> [Passage given]
Louis McCartney
(Photo: Euan Cherry/Getty Images)
Age: 21
Hometown: Helen’s Bay, Northern Ireland
Current role: Louis McCartney plays a young Henry Creel in Stranger Things: The First Shadow, the theatrical prequel to the Netflix series, at the Marquis Theatre.
Credits: After a handful of screen roles—including the crime drama Hope Street and the coming-of-age feature Silent Roar, as well as a blink-and-miss-it performance as a dragon casualty in Game of Thrones—McCartney made his professional stage debut in Stranger Things: The First Shadow in the West End. He picked up The Stage 2024 Debut Award for Best Performer in a Play and the Critics’ Circle Award for Most Promising Newcomer.

> [Rows]
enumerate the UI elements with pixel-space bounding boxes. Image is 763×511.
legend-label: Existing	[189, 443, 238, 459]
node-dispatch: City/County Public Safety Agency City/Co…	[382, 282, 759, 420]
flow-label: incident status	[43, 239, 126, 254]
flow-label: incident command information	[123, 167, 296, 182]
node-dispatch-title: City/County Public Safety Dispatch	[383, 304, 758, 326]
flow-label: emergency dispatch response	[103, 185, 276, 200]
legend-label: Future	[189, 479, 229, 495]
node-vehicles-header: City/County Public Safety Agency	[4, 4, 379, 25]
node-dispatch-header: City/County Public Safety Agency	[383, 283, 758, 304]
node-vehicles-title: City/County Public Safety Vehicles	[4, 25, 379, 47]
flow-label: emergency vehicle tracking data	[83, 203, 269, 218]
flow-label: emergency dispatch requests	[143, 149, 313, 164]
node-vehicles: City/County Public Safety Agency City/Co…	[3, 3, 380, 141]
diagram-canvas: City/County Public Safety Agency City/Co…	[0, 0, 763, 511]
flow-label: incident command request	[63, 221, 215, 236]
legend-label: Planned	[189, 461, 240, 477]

> [Stated task] Can you pull out, word for word, the part of the Louis McCartney profile above that opens with the words containing "Credits: After a" and closes with "Most Promising Newcomer."?

> [Task answer]
Credits: After a handful of screen roles—including the crime drama Hope Street and the coming-of-age feature Silent Roar, as well as a blink-and-miss-it performance as a dragon casualty in Game of Thrones—McCartney made his professional stage debut in Stranger Things: The First Shadow in the West End. He picked up The Stage 2024 Debut Award for Best Performer in a Play and the Critics’ Circle Award for Most Promising Newcomer.